--- START ---

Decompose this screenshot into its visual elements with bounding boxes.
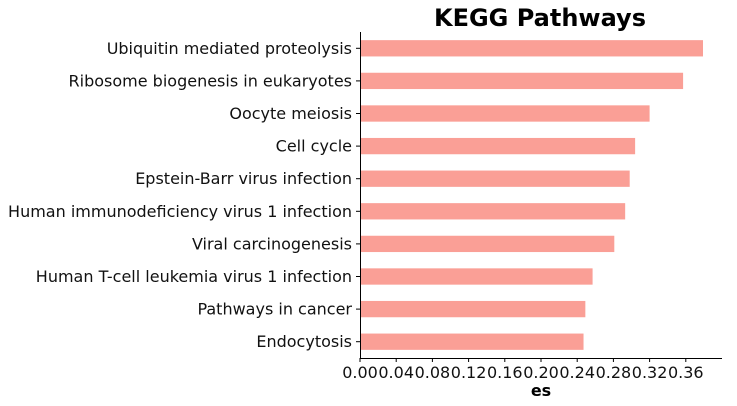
x-ticks: 0.00 0.04 0.08 0.12 0.16 0.20 0.24 0.28 0.32 0.36 (342, 358, 704, 382)
bar (360, 137, 636, 155)
y-tick-label: Viral carcinogenesis (192, 234, 352, 253)
bar (360, 333, 584, 350)
x-tick-label: 0.04 (378, 363, 414, 382)
bar (360, 300, 586, 318)
x-tick-label: 0.28 (596, 363, 632, 382)
y-tick-label: Cell cycle (276, 137, 352, 156)
bars-group (360, 40, 703, 350)
bar (360, 268, 593, 285)
x-tick-label: 0.00 (342, 363, 378, 382)
y-tick-label: Human T-cell leukemia virus 1 infection (36, 267, 352, 286)
x-tick-label: 0.08 (415, 363, 451, 382)
bar (360, 105, 650, 122)
y-tick-label: Ribosome biogenesis in eukaryotes (69, 71, 352, 90)
x-tick-label: 0.16 (487, 363, 523, 382)
x-tick-label: 0.32 (632, 363, 668, 382)
x-axis-label: es (531, 381, 551, 400)
y-tick-labels: Ubiquitin mediated proteolysis Ribosome b… (8, 39, 360, 351)
x-tick-label: 0.20 (523, 363, 559, 382)
bar (360, 40, 703, 57)
y-tick-label: Endocytosis (256, 332, 352, 351)
bar (360, 235, 615, 253)
x-tick-label: 0.36 (668, 363, 704, 382)
y-tick-label: Epstein-Barr virus infection (135, 169, 352, 188)
y-tick-label: Human immunodeficiency virus 1 infection (8, 202, 352, 221)
y-tick-label: Pathways in cancer (197, 300, 352, 319)
y-tick-label: Oocyte meiosis (229, 104, 352, 123)
x-tick-label: 0.24 (559, 363, 595, 382)
y-tick-label: Ubiquitin mediated proteolysis (107, 39, 352, 58)
chart-title: KEGG Pathways (434, 4, 646, 32)
bar (360, 72, 684, 90)
bar (360, 203, 626, 220)
x-tick-label: 0.12 (451, 363, 487, 382)
bar (360, 170, 630, 187)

--- END ---

◆ WHAT THIS TASK INVOLVES: Go through the records above and report how many lines contain "Ubiquitin". Write the number only.

◆ YOUR SOLUTION: 2